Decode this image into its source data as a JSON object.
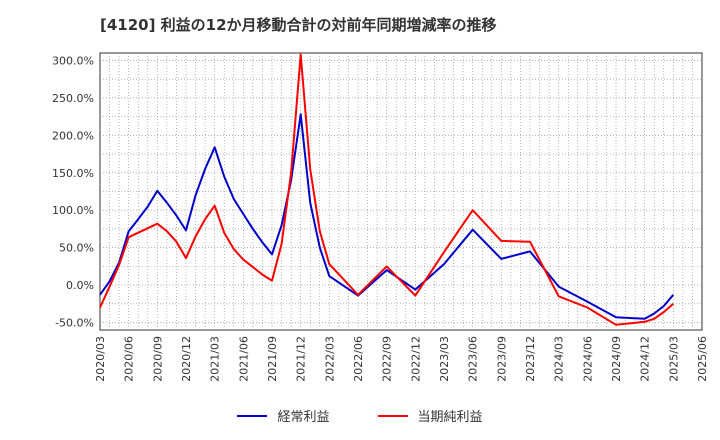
{
  "chart_data": {
    "type": "line",
    "title": "[4120]  利益の12か月移動合計の対前年同期増減率の推移",
    "xlabel": "",
    "ylabel": "",
    "ylim": [
      -60,
      310
    ],
    "xlim": [
      "2020/03",
      "2025/06"
    ],
    "yticks": [
      -50,
      0,
      50,
      100,
      150,
      200,
      250,
      300
    ],
    "ytick_labels": [
      "-50.0%",
      "0.0%",
      "50.0%",
      "100.0%",
      "150.0%",
      "200.0%",
      "250.0%",
      "300.0%"
    ],
    "xtick_labels": [
      "2020/03",
      "2020/06",
      "2020/09",
      "2020/12",
      "2021/03",
      "2021/06",
      "2021/09",
      "2021/12",
      "2022/03",
      "2022/06",
      "2022/09",
      "2022/12",
      "2023/03",
      "2023/06",
      "2023/09",
      "2023/12",
      "2024/03",
      "2024/06",
      "2024/09",
      "2024/12",
      "2025/03",
      "2025/06"
    ],
    "grid": true,
    "legend_position": "bottom-center",
    "series": [
      {
        "name": "経常利益",
        "color": "#0000cc",
        "points": [
          [
            "2020/03",
            -13
          ],
          [
            "2020/04",
            5
          ],
          [
            "2020/05",
            30
          ],
          [
            "2020/06",
            72
          ],
          [
            "2020/07",
            88
          ],
          [
            "2020/08",
            105
          ],
          [
            "2020/09",
            126
          ],
          [
            "2020/10",
            110
          ],
          [
            "2020/11",
            93
          ],
          [
            "2020/12",
            73
          ],
          [
            "2020/12b",
            73
          ],
          [
            "2021/01",
            120
          ],
          [
            "2021/02",
            155
          ],
          [
            "2021/03",
            184
          ],
          [
            "2021/04",
            145
          ],
          [
            "2021/05",
            115
          ],
          [
            "2021/06",
            95
          ],
          [
            "2021/07",
            75
          ],
          [
            "2021/08",
            57
          ],
          [
            "2021/09",
            41
          ],
          [
            "2021/10",
            80
          ],
          [
            "2021/11",
            140
          ],
          [
            "2021/12",
            228
          ],
          [
            "2022/01",
            110
          ],
          [
            "2022/02",
            50
          ],
          [
            "2022/03",
            12
          ],
          [
            "2022/06",
            -14
          ],
          [
            "2022/09",
            20
          ],
          [
            "2022/12",
            -6
          ],
          [
            "2023/03",
            28
          ],
          [
            "2023/06",
            74
          ],
          [
            "2023/09",
            35
          ],
          [
            "2023/12",
            45
          ],
          [
            "2024/03",
            -2
          ],
          [
            "2024/06",
            -22
          ],
          [
            "2024/09",
            -43
          ],
          [
            "2024/12",
            -45
          ],
          [
            "2025/01",
            -38
          ],
          [
            "2025/02",
            -28
          ],
          [
            "2025/03",
            -13
          ]
        ]
      },
      {
        "name": "当期純利益",
        "color": "#ff0000",
        "points": [
          [
            "2020/03",
            -30
          ],
          [
            "2020/04",
            -2
          ],
          [
            "2020/05",
            27
          ],
          [
            "2020/06",
            64
          ],
          [
            "2020/07",
            70
          ],
          [
            "2020/08",
            76
          ],
          [
            "2020/09",
            82
          ],
          [
            "2020/10",
            72
          ],
          [
            "2020/11",
            58
          ],
          [
            "2020/12",
            36
          ],
          [
            "2021/01",
            65
          ],
          [
            "2021/02",
            88
          ],
          [
            "2021/03",
            106
          ],
          [
            "2021/04",
            70
          ],
          [
            "2021/05",
            48
          ],
          [
            "2021/06",
            34
          ],
          [
            "2021/07",
            24
          ],
          [
            "2021/08",
            14
          ],
          [
            "2021/09",
            6
          ],
          [
            "2021/10",
            55
          ],
          [
            "2021/11",
            150
          ],
          [
            "2021/12",
            308
          ],
          [
            "2022/01",
            155
          ],
          [
            "2022/02",
            72
          ],
          [
            "2022/03",
            28
          ],
          [
            "2022/06",
            -13
          ],
          [
            "2022/09",
            25
          ],
          [
            "2022/12",
            -14
          ],
          [
            "2023/03",
            44
          ],
          [
            "2023/06",
            100
          ],
          [
            "2023/09",
            59
          ],
          [
            "2023/12",
            58
          ],
          [
            "2024/03",
            -15
          ],
          [
            "2024/06",
            -30
          ],
          [
            "2024/09",
            -53
          ],
          [
            "2024/12",
            -49
          ],
          [
            "2025/01",
            -45
          ],
          [
            "2025/02",
            -36
          ],
          [
            "2025/03",
            -25
          ]
        ]
      }
    ]
  }
}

> [TASK DIRECTIONS] Transcribe each line above verbatim, with the pictures left out.

> [ANSWER IN FULL]
Decode this image into its source data as a JSON object.
{
  "chart_data": {
    "type": "line",
    "title": "[4120]  利益の12か月移動合計の対前年同期増減率の推移",
    "xlabel": "",
    "ylabel": "",
    "ylim": [
      -60,
      310
    ],
    "xlim": [
      "2020/03",
      "2025/06"
    ],
    "yticks": [
      -50,
      0,
      50,
      100,
      150,
      200,
      250,
      300
    ],
    "ytick_labels": [
      "-50.0%",
      "0.0%",
      "50.0%",
      "100.0%",
      "150.0%",
      "200.0%",
      "250.0%",
      "300.0%"
    ],
    "xtick_labels": [
      "2020/03",
      "2020/06",
      "2020/09",
      "2020/12",
      "2021/03",
      "2021/06",
      "2021/09",
      "2021/12",
      "2022/03",
      "2022/06",
      "2022/09",
      "2022/12",
      "2023/03",
      "2023/06",
      "2023/09",
      "2023/12",
      "2024/03",
      "2024/06",
      "2024/09",
      "2024/12",
      "2025/03",
      "2025/06"
    ],
    "grid": true,
    "legend_position": "bottom-center",
    "series": [
      {
        "name": "経常利益",
        "color": "#0000cc",
        "points": [
          [
            "2020/03",
            -13
          ],
          [
            "2020/04",
            5
          ],
          [
            "2020/05",
            30
          ],
          [
            "2020/06",
            72
          ],
          [
            "2020/07",
            88
          ],
          [
            "2020/08",
            105
          ],
          [
            "2020/09",
            126
          ],
          [
            "2020/10",
            110
          ],
          [
            "2020/11",
            93
          ],
          [
            "2020/12",
            73
          ],
          [
            "2020/12b",
            73
          ],
          [
            "2021/01",
            120
          ],
          [
            "2021/02",
            155
          ],
          [
            "2021/03",
            184
          ],
          [
            "2021/04",
            145
          ],
          [
            "2021/05",
            115
          ],
          [
            "2021/06",
            95
          ],
          [
            "2021/07",
            75
          ],
          [
            "2021/08",
            57
          ],
          [
            "2021/09",
            41
          ],
          [
            "2021/10",
            80
          ],
          [
            "2021/11",
            140
          ],
          [
            "2021/12",
            228
          ],
          [
            "2022/01",
            110
          ],
          [
            "2022/02",
            50
          ],
          [
            "2022/03",
            12
          ],
          [
            "2022/06",
            -14
          ],
          [
            "2022/09",
            20
          ],
          [
            "2022/12",
            -6
          ],
          [
            "2023/03",
            28
          ],
          [
            "2023/06",
            74
          ],
          [
            "2023/09",
            35
          ],
          [
            "2023/12",
            45
          ],
          [
            "2024/03",
            -2
          ],
          [
            "2024/06",
            -22
          ],
          [
            "2024/09",
            -43
          ],
          [
            "2024/12",
            -45
          ],
          [
            "2025/01",
            -38
          ],
          [
            "2025/02",
            -28
          ],
          [
            "2025/03",
            -13
          ]
        ]
      },
      {
        "name": "当期純利益",
        "color": "#ff0000",
        "points": [
          [
            "2020/03",
            -30
          ],
          [
            "2020/04",
            -2
          ],
          [
            "2020/05",
            27
          ],
          [
            "2020/06",
            64
          ],
          [
            "2020/07",
            70
          ],
          [
            "2020/08",
            76
          ],
          [
            "2020/09",
            82
          ],
          [
            "2020/10",
            72
          ],
          [
            "2020/11",
            58
          ],
          [
            "2020/12",
            36
          ],
          [
            "2021/01",
            65
          ],
          [
            "2021/02",
            88
          ],
          [
            "2021/03",
            106
          ],
          [
            "2021/04",
            70
          ],
          [
            "2021/05",
            48
          ],
          [
            "2021/06",
            34
          ],
          [
            "2021/07",
            24
          ],
          [
            "2021/08",
            14
          ],
          [
            "2021/09",
            6
          ],
          [
            "2021/10",
            55
          ],
          [
            "2021/11",
            150
          ],
          [
            "2021/12",
            308
          ],
          [
            "2022/01",
            155
          ],
          [
            "2022/02",
            72
          ],
          [
            "2022/03",
            28
          ],
          [
            "2022/06",
            -13
          ],
          [
            "2022/09",
            25
          ],
          [
            "2022/12",
            -14
          ],
          [
            "2023/03",
            44
          ],
          [
            "2023/06",
            100
          ],
          [
            "2023/09",
            59
          ],
          [
            "2023/12",
            58
          ],
          [
            "2024/03",
            -15
          ],
          [
            "2024/06",
            -30
          ],
          [
            "2024/09",
            -53
          ],
          [
            "2024/12",
            -49
          ],
          [
            "2025/01",
            -45
          ],
          [
            "2025/02",
            -36
          ],
          [
            "2025/03",
            -25
          ]
        ]
      }
    ]
  }
}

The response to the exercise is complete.